# TASK BRIEF:
Copy out all the lines exactly. Omit pictures.

# MATERIAL PROVIDED:
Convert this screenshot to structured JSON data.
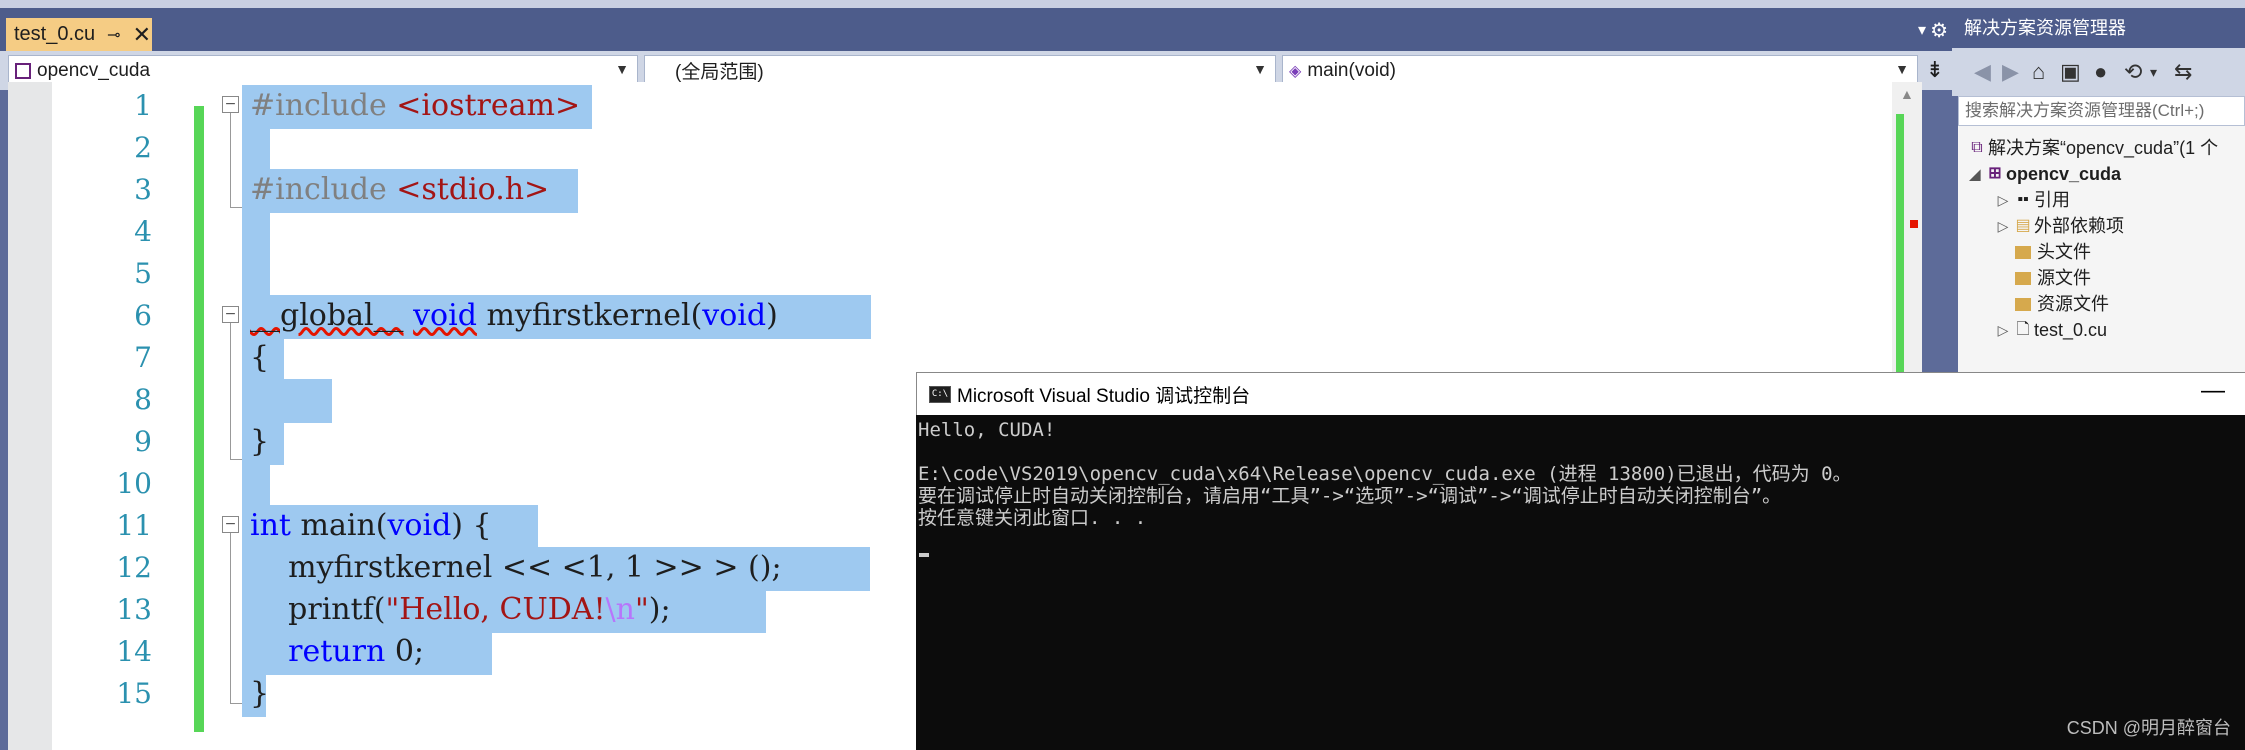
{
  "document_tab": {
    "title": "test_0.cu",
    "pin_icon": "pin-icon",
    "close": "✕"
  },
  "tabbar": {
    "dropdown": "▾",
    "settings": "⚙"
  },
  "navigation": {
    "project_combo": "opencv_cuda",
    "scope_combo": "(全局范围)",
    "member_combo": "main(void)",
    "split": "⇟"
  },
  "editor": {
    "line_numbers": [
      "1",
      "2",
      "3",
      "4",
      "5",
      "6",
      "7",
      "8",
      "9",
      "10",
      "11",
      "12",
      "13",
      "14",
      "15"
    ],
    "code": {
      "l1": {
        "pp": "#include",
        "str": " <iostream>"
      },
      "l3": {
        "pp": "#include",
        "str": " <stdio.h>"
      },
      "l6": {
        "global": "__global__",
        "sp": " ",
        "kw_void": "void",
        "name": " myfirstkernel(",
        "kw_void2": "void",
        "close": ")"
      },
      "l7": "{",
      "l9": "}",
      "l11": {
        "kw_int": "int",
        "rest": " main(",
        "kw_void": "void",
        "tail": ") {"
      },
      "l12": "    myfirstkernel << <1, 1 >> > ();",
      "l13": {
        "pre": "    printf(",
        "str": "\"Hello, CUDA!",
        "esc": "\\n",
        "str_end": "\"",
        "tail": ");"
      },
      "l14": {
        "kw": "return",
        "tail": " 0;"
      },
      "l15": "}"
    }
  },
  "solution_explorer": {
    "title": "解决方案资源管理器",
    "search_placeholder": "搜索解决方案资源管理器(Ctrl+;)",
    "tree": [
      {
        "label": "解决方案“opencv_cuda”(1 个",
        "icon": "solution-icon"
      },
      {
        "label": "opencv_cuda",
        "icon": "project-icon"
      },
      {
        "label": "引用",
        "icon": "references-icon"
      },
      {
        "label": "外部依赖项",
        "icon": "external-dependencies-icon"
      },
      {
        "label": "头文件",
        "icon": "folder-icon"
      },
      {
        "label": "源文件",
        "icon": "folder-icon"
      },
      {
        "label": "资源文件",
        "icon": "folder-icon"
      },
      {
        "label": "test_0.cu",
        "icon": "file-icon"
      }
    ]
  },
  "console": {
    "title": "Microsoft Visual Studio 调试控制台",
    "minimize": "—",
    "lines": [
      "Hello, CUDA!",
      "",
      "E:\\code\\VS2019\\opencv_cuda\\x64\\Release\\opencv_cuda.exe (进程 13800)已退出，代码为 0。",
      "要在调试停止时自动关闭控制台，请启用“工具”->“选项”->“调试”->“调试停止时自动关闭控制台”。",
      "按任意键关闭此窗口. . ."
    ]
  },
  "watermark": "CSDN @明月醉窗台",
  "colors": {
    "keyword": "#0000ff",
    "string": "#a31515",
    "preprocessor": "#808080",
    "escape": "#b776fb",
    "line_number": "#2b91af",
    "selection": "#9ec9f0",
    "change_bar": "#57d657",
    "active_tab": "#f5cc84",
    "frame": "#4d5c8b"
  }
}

# SOLUTION FOR THIS EXERCISE:
Convert this screenshot to structured JSON data.
{
  "document_tab": {
    "title": "test_0.cu",
    "pin_icon": "pin-icon",
    "close": "✕"
  },
  "tabbar": {
    "dropdown": "▾",
    "settings": "⚙"
  },
  "navigation": {
    "project_combo": "opencv_cuda",
    "scope_combo": "(全局范围)",
    "member_combo": "main(void)",
    "split": "⇟"
  },
  "editor": {
    "line_numbers": [
      "1",
      "2",
      "3",
      "4",
      "5",
      "6",
      "7",
      "8",
      "9",
      "10",
      "11",
      "12",
      "13",
      "14",
      "15"
    ],
    "code": {
      "l1": {
        "pp": "#include",
        "str": " <iostream>"
      },
      "l3": {
        "pp": "#include",
        "str": " <stdio.h>"
      },
      "l6": {
        "global": "__global__",
        "sp": " ",
        "kw_void": "void",
        "name": " myfirstkernel(",
        "kw_void2": "void",
        "close": ")"
      },
      "l7": "{",
      "l9": "}",
      "l11": {
        "kw_int": "int",
        "rest": " main(",
        "kw_void": "void",
        "tail": ") {"
      },
      "l12": "    myfirstkernel << <1, 1 >> > ();",
      "l13": {
        "pre": "    printf(",
        "str": "\"Hello, CUDA!",
        "esc": "\\n",
        "str_end": "\"",
        "tail": ");"
      },
      "l14": {
        "kw": "return",
        "tail": " 0;"
      },
      "l15": "}"
    }
  },
  "solution_explorer": {
    "title": "解决方案资源管理器",
    "search_placeholder": "搜索解决方案资源管理器(Ctrl+;)",
    "tree": [
      {
        "label": "解决方案“opencv_cuda”(1 个",
        "icon": "solution-icon"
      },
      {
        "label": "opencv_cuda",
        "icon": "project-icon"
      },
      {
        "label": "引用",
        "icon": "references-icon"
      },
      {
        "label": "外部依赖项",
        "icon": "external-dependencies-icon"
      },
      {
        "label": "头文件",
        "icon": "folder-icon"
      },
      {
        "label": "源文件",
        "icon": "folder-icon"
      },
      {
        "label": "资源文件",
        "icon": "folder-icon"
      },
      {
        "label": "test_0.cu",
        "icon": "file-icon"
      }
    ]
  },
  "console": {
    "title": "Microsoft Visual Studio 调试控制台",
    "minimize": "—",
    "lines": [
      "Hello, CUDA!",
      "",
      "E:\\code\\VS2019\\opencv_cuda\\x64\\Release\\opencv_cuda.exe (进程 13800)已退出，代码为 0。",
      "要在调试停止时自动关闭控制台，请启用“工具”->“选项”->“调试”->“调试停止时自动关闭控制台”。",
      "按任意键关闭此窗口. . ."
    ]
  },
  "watermark": "CSDN @明月醉窗台",
  "colors": {
    "keyword": "#0000ff",
    "string": "#a31515",
    "preprocessor": "#808080",
    "escape": "#b776fb",
    "line_number": "#2b91af",
    "selection": "#9ec9f0",
    "change_bar": "#57d657",
    "active_tab": "#f5cc84",
    "frame": "#4d5c8b"
  }
}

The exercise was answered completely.